TO-DO LIST -
#1 Retype the part of the email on evolution that opens with the words containing "There are three" and closes with "order of appearance.".
#2 Echo the part of the records that opens with their first line and closes with the line containing "table-cell: 80 bbox=[498, 312, 579, 340]", both ends included.

QUOTED TEXT -
^^^^^^^^
Re: Evolution: A few questions

From: Michael Roberts <>
Date: Fri Jun 18 2004 - 02:58:53 EDT

Before one can answer questions about evolution, one must ask the right
questions. Too many from ID and YEC think it is about chance vs design. But
the key question is "How do we explain the appearance of different forms of
life over time?" E.g. why are fish before amphibian , amph before reptiles ,
reptiles before mammals and humans the most recent mammal?

There are three basic answers
1. Ideas of geol time are wrong and all life appeared at the same time.
2. There was a periodic introduction of new life forms

3. Life forms can transform into another.

The first is wrong as no one has given good reason why geological timescales
are wrong. (YEC arguments are without exception false)

So it has to be 2 0r 3. Evolution suggests 3 but does not have explanations
of many details or transformations.

The first thing one needs is to get all forms of life put in their proper
historical order of appearance.

But this wont convince you Vernon, will it?

----- Original Message -----
From: "Vernon Jenkins" <>
To: "Glenn Morton" <>;
<>; <>
Sent: Thursday, June 17, 2004 12:42 AM
Subject: Re: Evolution: A few questions

> Glenn,
> I refer to your response to one of Jason's recent questions. He had asked,
> " What happens during the intermediary stages when a feature
> is evolving, but before it's fully functional? For example, I
> imagine it took an EXTREMELY long time before the wings of an
> insect or animal (which evolved from whatever they evolved
> from) were perfected and enabled them to fly. What happens
> during "however many generations" the organism exists with
> wings that were not yet functional? Wouldn't this be more
> detrimental thus causing the evolutionary process to drop the
> wings before they're useful?"
^^^^^^^^
Collected data entries:

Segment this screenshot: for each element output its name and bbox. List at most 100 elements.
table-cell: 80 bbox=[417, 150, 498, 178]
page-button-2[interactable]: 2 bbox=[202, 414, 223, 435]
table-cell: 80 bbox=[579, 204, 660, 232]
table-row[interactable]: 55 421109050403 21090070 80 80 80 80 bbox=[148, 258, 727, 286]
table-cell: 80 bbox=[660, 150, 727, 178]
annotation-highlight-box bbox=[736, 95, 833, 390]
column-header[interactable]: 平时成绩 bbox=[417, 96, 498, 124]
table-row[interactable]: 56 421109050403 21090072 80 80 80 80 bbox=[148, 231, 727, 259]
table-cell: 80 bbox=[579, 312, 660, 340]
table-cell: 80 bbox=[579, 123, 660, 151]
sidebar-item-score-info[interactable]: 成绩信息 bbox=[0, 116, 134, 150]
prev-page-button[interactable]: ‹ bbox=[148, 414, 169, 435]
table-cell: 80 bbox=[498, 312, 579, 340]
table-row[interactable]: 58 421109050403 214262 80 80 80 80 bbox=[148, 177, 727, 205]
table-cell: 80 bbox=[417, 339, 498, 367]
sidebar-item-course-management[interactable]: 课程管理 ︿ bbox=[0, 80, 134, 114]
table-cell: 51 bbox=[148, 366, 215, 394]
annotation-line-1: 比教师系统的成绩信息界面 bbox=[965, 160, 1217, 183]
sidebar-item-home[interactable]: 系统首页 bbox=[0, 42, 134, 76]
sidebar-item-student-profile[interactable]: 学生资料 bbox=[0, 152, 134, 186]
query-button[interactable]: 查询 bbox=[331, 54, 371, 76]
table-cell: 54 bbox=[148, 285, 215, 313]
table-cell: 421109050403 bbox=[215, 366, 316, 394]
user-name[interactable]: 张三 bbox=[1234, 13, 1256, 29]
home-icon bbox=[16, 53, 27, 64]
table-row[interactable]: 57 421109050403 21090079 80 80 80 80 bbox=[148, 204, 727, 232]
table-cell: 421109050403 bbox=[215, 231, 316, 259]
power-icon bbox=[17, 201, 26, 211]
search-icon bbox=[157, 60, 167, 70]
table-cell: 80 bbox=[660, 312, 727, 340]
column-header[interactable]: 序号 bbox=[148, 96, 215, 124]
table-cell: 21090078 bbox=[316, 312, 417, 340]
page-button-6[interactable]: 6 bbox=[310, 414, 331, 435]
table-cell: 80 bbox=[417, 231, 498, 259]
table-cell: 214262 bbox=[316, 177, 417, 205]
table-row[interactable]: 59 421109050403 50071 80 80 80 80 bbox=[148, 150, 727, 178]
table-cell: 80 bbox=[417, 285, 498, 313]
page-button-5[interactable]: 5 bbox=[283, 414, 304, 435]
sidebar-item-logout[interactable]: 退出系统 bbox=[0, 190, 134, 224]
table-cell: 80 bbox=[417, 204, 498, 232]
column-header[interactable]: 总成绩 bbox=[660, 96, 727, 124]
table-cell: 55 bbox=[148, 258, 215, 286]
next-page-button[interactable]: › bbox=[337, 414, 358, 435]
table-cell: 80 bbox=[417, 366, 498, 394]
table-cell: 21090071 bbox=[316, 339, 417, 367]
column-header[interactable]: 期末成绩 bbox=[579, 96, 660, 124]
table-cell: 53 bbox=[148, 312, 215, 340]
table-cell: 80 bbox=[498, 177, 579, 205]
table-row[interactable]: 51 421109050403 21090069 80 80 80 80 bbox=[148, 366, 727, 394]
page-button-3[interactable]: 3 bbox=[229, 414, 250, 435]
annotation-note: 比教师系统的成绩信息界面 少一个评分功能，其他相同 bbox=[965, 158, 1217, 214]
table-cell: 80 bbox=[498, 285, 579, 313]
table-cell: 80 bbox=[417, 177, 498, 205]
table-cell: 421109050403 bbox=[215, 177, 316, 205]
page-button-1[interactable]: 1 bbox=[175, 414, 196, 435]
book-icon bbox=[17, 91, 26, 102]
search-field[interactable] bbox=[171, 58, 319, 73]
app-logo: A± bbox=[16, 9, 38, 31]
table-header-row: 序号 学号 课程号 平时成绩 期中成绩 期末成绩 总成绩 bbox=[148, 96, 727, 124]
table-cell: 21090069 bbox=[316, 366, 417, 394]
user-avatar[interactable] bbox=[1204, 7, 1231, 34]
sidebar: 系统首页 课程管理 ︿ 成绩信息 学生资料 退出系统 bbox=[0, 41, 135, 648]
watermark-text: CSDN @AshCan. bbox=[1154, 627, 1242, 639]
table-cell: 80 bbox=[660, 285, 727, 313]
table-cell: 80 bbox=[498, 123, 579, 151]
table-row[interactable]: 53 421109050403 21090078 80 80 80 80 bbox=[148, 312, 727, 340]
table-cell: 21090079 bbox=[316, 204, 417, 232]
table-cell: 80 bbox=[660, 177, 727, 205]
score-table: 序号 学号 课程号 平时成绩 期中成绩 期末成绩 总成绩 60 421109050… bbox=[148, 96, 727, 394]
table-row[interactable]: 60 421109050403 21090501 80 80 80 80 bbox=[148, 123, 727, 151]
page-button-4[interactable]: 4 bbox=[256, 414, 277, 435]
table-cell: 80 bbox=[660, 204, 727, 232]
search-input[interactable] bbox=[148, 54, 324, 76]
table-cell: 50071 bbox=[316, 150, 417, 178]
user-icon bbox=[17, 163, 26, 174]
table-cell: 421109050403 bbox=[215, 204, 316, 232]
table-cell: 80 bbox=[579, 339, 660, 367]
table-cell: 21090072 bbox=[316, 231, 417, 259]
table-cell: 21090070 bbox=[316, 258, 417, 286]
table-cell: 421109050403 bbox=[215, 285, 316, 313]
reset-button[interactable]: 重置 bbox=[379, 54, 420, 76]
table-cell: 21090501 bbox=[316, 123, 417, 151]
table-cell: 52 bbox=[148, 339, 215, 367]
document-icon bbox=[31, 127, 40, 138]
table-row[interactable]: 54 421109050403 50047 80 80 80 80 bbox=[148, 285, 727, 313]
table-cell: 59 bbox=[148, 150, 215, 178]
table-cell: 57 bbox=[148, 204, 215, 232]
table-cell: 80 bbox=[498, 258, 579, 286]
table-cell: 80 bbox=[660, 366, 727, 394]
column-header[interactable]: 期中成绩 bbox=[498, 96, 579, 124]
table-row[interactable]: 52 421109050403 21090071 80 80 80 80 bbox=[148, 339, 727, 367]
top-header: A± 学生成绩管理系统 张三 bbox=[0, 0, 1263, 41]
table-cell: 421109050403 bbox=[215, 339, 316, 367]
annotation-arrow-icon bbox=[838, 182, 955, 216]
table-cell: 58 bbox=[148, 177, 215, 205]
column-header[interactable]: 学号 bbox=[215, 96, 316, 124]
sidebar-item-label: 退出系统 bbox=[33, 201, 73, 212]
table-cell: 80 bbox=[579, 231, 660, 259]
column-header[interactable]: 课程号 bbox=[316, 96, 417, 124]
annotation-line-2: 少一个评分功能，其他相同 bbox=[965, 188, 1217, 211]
^^^^^^^^
TASK-BY-TASK RESULTS -
#1
There are three basic answers
1. Ideas of geol time are wrong and all life appeared at the same time.
2. There was a periodic introduction of new life forms

3. Life forms can transform into another.

The first is wrong as no one has given good reason why geological timescales
are wrong. (YEC arguments are without exception false)

So it has to be 2 0r 3. Evolution suggests 3 but does not have explanations
of many details or transformations.

The first thing one needs is to get all forms of life put in their proper
historical order of appearance.

#2
Segment this screenshot: for each element output its name and bbox. List at most 100 elements.
table-cell: 80 bbox=[417, 150, 498, 178]
page-button-2[interactable]: 2 bbox=[202, 414, 223, 435]
table-cell: 80 bbox=[579, 204, 660, 232]
table-row[interactable]: 55 421109050403 21090070 80 80 80 80 bbox=[148, 258, 727, 286]
table-cell: 80 bbox=[660, 150, 727, 178]
annotation-highlight-box bbox=[736, 95, 833, 390]
column-header[interactable]: 平时成绩 bbox=[417, 96, 498, 124]
table-row[interactable]: 56 421109050403 21090072 80 80 80 80 bbox=[148, 231, 727, 259]
table-cell: 80 bbox=[579, 312, 660, 340]
table-cell: 80 bbox=[579, 123, 660, 151]
sidebar-item-score-info[interactable]: 成绩信息 bbox=[0, 116, 134, 150]
prev-page-button[interactable]: ‹ bbox=[148, 414, 169, 435]
table-cell: 80 bbox=[498, 312, 579, 340]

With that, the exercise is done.